### Dataset entries:
--- START ---

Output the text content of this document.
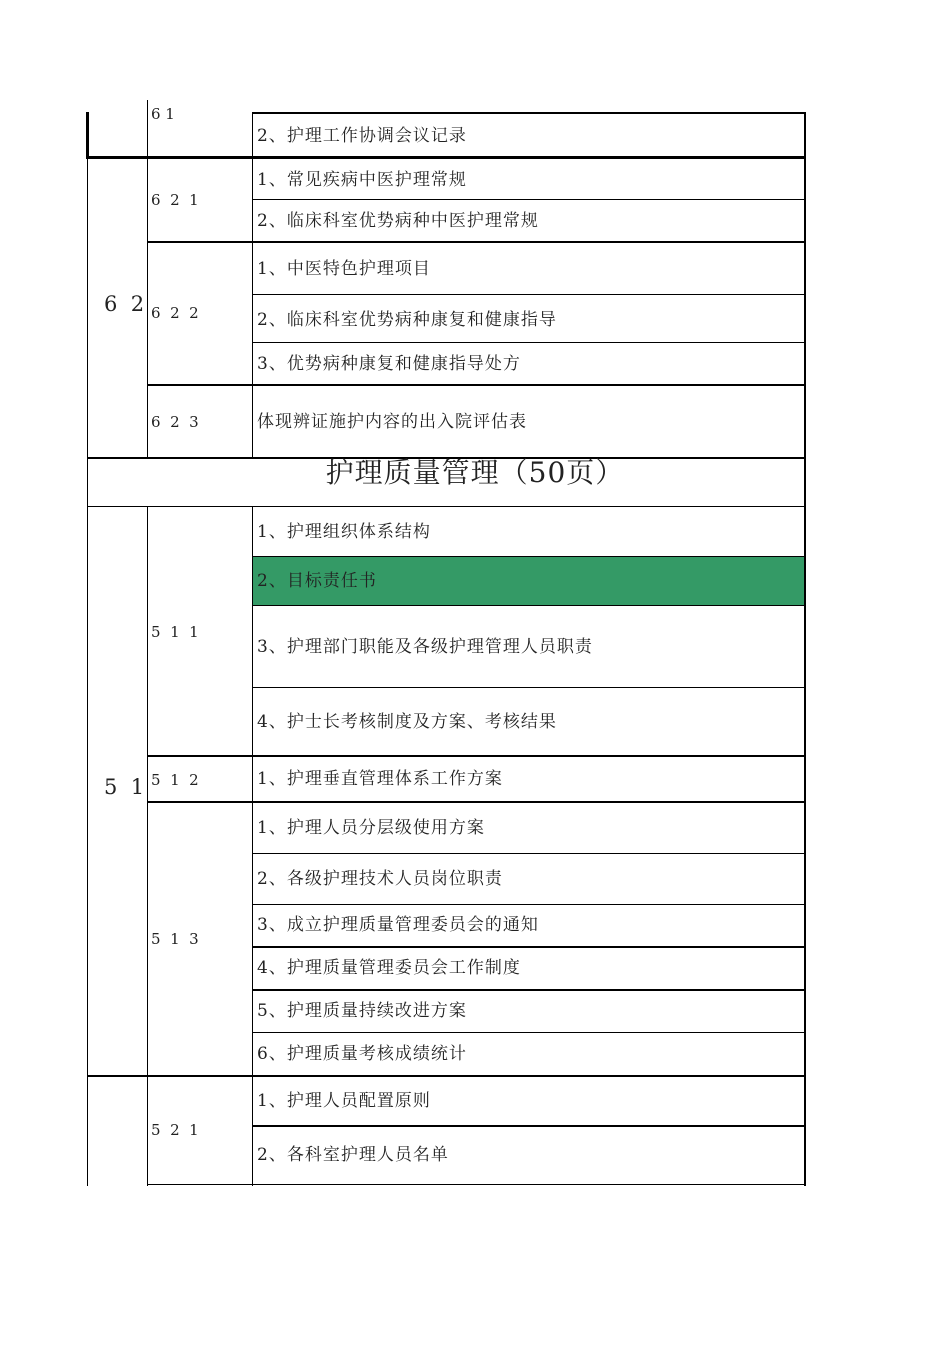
6 1
2、护理工作协调会议记录
6  2
6  2  1
1、常见疾病中医护理常规
2、临床科室优势病种中医护理常规
6  2  2
1、中医特色护理项目
2、临床科室优势病种康复和健康指导
3、优势病种康复和健康指导处方
6  2  3	体现辨证施护内容的出入院评估表
护理质量管理（50页）
5  1
5  1  1
1、护理组织体系结构
2、目标责任书
3、护理部门职能及各级护理管理人员职责
4、护士长考核制度及方案、考核结果
5  1  2	1、护理垂直管理体系工作方案
5  1  3
1、护理人员分层级使用方案
2、各级护理技术人员岗位职责
3、成立护理质量管理委员会的通知
4、护理质量管理委员会工作制度
5、护理质量持续改进方案
6、护理质量考核成绩统计
5  2  1
1、护理人员配置原则
2、各科室护理人员名单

--- END ---

### What the task requires:
Reproduce all of the entries word for word, skipping any pictures they hold.

### Written solution:
Output the text content of this document.
6 1
2、护理工作协调会议记录
6  2
6  2  1
1、常见疾病中医护理常规
2、临床科室优势病种中医护理常规
6  2  2
1、中医特色护理项目
2、临床科室优势病种康复和健康指导
3、优势病种康复和健康指导处方
6  2  3	体现辨证施护内容的出入院评估表
护理质量管理（50页）
5  1
5  1  1
1、护理组织体系结构
2、目标责任书
3、护理部门职能及各级护理管理人员职责
4、护士长考核制度及方案、考核结果
5  1  2	1、护理垂直管理体系工作方案
5  1  3
1、护理人员分层级使用方案
2、各级护理技术人员岗位职责
3、成立护理质量管理委员会的通知
4、护理质量管理委员会工作制度
5、护理质量持续改进方案
6、护理质量考核成绩统计
5  2  1
1、护理人员配置原则
2、各科室护理人员名单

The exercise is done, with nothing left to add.